Work instructions: Which feature of the Bluetooth app does the vaping piece below identify as the real source of annoyance?

The Biggest Menace in Vaping

 

Maybe you’re bugged by serious stuff? There’s the inclusion of diketones in juice. Or, worse, manufacturers who include it in their brands, know it’s in there, prove it’s in there in stupidly high levels and then lie to everyone who asks about it. That kind of thing could really get stuck in your craw.

How about substandard batteries? The ones called ThisshitsonFire or the clones of otherwise decent cells that’ll go pop the second there’s an InjuryLawyer4YouIdiots advert on TV? They certainly appear to make some people go apoplectic although the subject is far too Darwin Award to raise concern from me.

Subohmers, eh? Those clouds, eh? Ruining vaping for the rest of us normal folk? Nope, sorry, I can’t agree as I love to lob a dripper on a high-powered box along with the best of them although I could acknowledge a strong dislike of any reference to “Pro vaping”.

Maybe those high wattage boxes? Drama queens? Vapefamous wannabes? YouTube reviewers who look to the right of the camera, have no script and remain as focussed as a kid in class sitting next to someone they fancy? Sorry, none of these really register on my scale of annoyance. I discovered what vexes me when a Smok X Cube II arrived in the post.

It’s not that it’s as heavy and attractive as a professional wrestler, or that it seems to have been designed by an aesthetically challenged fan of gimmicks. It’s not the ill-fitting battery cover or the menu system that has three firing options…all of which appearing to perform the identically. Nope, none of them. It’s the app that connects with the mod by Bluetooth.

But then it’s not even the app; being able to change the colour emanated when fired or to adjust the temperature coefficient of the wire combines ease of use with functionality. It’s the puff counter.

It’s the puff counter and the puff counter log. It’s the automatic puff counter hitting a predetermined puff limiter and the option to set up a puff plan. It’s anything with the word puff.

Oh, for sure, at this very moment in time it seems a tiny, insignificant gripe – but you wait. As these things begin shipping over in larger numbers there are going to be legions of vapers keen to share their “Vaping Record”.

In puffs.

It is widely accepted in this house that one of the single most insufferable things in life was the advent of the app that tracks the exercise regimes of deeply boring people. “Karen has just completed 4km”, “Sanjit has just cycled 2.5km”, “Bob has walked 15m to the shop” is all my actual friends (not vaping friends) Facebook timeline seem to consist of. I do not care what amusing thing your cat has done, what your sandwich looks like or that you are at Gatwick (again). I really don’t care about your exercise.

Nor, should Smok include the functionality so it can be instantly copied to social media, do I care how many puffs you have had today. Now I need to go share a picture of something I found funny in the hope that you think I’m amusing.

Given entries:
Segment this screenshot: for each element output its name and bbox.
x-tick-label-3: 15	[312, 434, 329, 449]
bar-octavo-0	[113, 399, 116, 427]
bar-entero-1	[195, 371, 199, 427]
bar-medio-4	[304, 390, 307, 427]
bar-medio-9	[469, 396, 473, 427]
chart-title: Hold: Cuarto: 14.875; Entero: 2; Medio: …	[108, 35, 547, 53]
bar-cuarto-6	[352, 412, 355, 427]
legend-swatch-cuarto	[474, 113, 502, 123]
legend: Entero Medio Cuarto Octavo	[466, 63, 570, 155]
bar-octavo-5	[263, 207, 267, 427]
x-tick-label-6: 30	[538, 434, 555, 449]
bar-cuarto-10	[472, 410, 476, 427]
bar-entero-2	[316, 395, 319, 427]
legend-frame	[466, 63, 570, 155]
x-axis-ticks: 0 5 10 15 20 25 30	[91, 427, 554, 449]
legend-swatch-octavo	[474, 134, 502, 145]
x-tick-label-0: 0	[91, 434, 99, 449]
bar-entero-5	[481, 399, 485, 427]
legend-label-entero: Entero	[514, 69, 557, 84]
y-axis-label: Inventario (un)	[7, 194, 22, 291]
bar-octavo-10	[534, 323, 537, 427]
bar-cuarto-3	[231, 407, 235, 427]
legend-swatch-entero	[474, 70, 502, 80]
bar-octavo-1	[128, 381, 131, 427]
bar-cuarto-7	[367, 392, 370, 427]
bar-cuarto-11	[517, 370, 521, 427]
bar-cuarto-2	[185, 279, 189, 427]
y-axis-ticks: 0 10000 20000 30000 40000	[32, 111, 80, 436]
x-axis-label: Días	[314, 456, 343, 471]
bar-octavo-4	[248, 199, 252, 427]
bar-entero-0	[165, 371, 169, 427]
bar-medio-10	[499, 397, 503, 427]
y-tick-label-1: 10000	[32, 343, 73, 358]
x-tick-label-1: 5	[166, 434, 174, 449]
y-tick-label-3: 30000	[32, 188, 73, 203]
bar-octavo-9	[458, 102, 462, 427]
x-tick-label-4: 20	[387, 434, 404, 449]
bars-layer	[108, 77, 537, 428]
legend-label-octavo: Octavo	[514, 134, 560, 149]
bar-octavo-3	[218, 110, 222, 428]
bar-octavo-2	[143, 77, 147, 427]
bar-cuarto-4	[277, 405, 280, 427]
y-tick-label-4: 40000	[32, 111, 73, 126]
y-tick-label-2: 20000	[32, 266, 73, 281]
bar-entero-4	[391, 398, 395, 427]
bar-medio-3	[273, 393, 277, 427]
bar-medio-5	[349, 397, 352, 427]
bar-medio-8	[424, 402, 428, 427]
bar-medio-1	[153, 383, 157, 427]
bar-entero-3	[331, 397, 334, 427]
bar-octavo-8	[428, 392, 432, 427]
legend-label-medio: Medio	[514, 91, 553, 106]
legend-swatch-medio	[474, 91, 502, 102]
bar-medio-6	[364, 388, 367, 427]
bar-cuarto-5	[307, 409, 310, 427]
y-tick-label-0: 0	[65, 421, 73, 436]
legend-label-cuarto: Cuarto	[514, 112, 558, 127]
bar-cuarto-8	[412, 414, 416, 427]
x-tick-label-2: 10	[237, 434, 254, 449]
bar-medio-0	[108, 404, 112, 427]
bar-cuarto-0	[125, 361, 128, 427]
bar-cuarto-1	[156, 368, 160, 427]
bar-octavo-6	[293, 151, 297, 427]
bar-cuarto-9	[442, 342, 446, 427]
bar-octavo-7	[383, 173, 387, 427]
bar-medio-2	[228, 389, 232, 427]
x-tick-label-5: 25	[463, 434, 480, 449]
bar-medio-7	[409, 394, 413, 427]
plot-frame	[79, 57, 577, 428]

Solution to the exercise: The puff counter.